■ **WRITTEN REQUEST**:
Output all entries verbatim. Skip pictures.
__________________________________________________
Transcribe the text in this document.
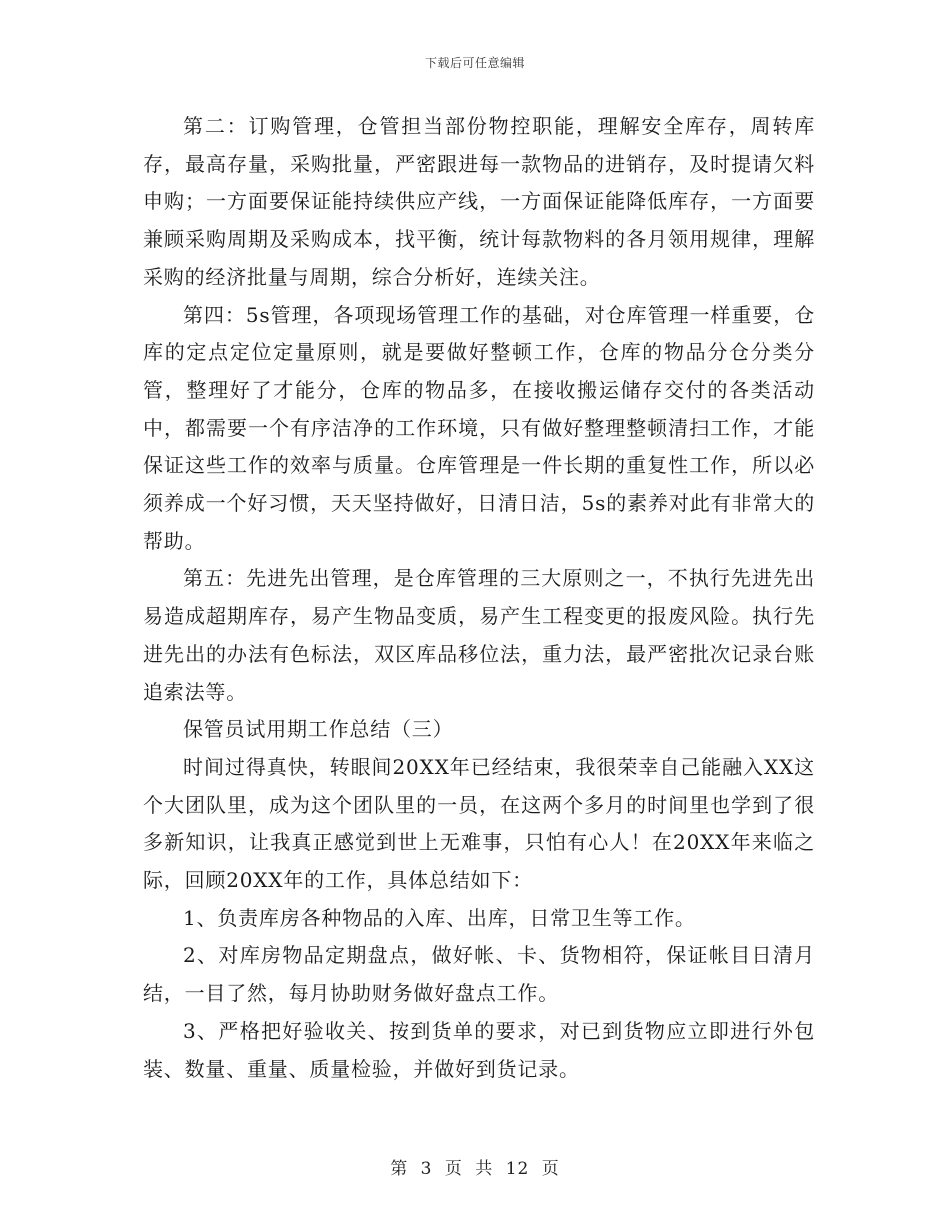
下载后可任意编辑

第二：订购管理，仓管担当部份物控职能，理解安全库存，周转库存，最高存量，采购批量，严密跟进每一款物品的进销存，及时提请欠料申购；一方面要保证能持续供应产线，一方面保证能降低库存，一方面要兼顾采购周期及采购成本，找平衡，统计每款物料的各月领用规律，理解采购的经济批量与周期，综合分析好，连续关注。

第四：5s管理，各项现场管理工作的基础，对仓库管理一样重要，仓库的定点定位定量原则，就是要做好整顿工作，仓库的物品分仓分类分管，整理好了才能分，仓库的物品多，在接收搬运储存交付的各类活动中，都需要一个有序洁净的工作环境，只有做好整理整顿清扫工作，才能保证这些工作的效率与质量。仓库管理是一件长期的重复性工作，所以必须养成一个好习惯，天天坚持做好，日清日洁，5s的素养对此有非常大的帮助。

第五：先进先出管理，是仓库管理的三大原则之一，不执行先进先出易造成超期库存，易产生物品变质，易产生工程变更的报废风险。执行先进先出的办法有色标法，双区库品移位法，重力法，最严密批次记录台账追索法等。

保管员试用期工作总结（三）

时间过得真快，转眼间20XX年已经结束，我很荣幸自己能融入XX这个大团队里，成为这个团队里的一员，在这两个多月的时间里也学到了很多新知识，让我真正感觉到世上无难事，只怕有心人！在20XX年来临之际，回顾20XX年的工作，具体总结如下：

1、负责库房各种物品的入库、出库，日常卫生等工作。

2、对库房物品定期盘点，做好帐、卡、货物相符，保证帐目日清月结，一目了然，每月协助财务做好盘点工作。

3、严格把好验收关、按到货单的要求，对已到货物应立即进行外包装、数量、重量、质量检验，并做好到货记录。

第 3 页 共 12 页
__________________________________________________
■ **PROBLEM SOLUTION**:
Transcribe the text in this document.
下载后可任意编辑

第二：订购管理，仓管担当部份物控职能，理解安全库存，周转库存，最高存量，采购批量，严密跟进每一款物品的进销存，及时提请欠料申购；一方面要保证能持续供应产线，一方面保证能降低库存，一方面要兼顾采购周期及采购成本，找平衡，统计每款物料的各月领用规律，理解采购的经济批量与周期，综合分析好，连续关注。

第四：5s管理，各项现场管理工作的基础，对仓库管理一样重要，仓库的定点定位定量原则，就是要做好整顿工作，仓库的物品分仓分类分管，整理好了才能分，仓库的物品多，在接收搬运储存交付的各类活动中，都需要一个有序洁净的工作环境，只有做好整理整顿清扫工作，才能保证这些工作的效率与质量。仓库管理是一件长期的重复性工作，所以必须养成一个好习惯，天天坚持做好，日清日洁，5s的素养对此有非常大的帮助。

第五：先进先出管理，是仓库管理的三大原则之一，不执行先进先出易造成超期库存，易产生物品变质，易产生工程变更的报废风险。执行先进先出的办法有色标法，双区库品移位法，重力法，最严密批次记录台账追索法等。

保管员试用期工作总结（三）

时间过得真快，转眼间20XX年已经结束，我很荣幸自己能融入XX这个大团队里，成为这个团队里的一员，在这两个多月的时间里也学到了很多新知识，让我真正感觉到世上无难事，只怕有心人！在20XX年来临之际，回顾20XX年的工作，具体总结如下：

1、负责库房各种物品的入库、出库，日常卫生等工作。

2、对库房物品定期盘点，做好帐、卡、货物相符，保证帐目日清月结，一目了然，每月协助财务做好盘点工作。

3、严格把好验收关、按到货单的要求，对已到货物应立即进行外包装、数量、重量、质量检验，并做好到货记录。

第 3 页 共 12 页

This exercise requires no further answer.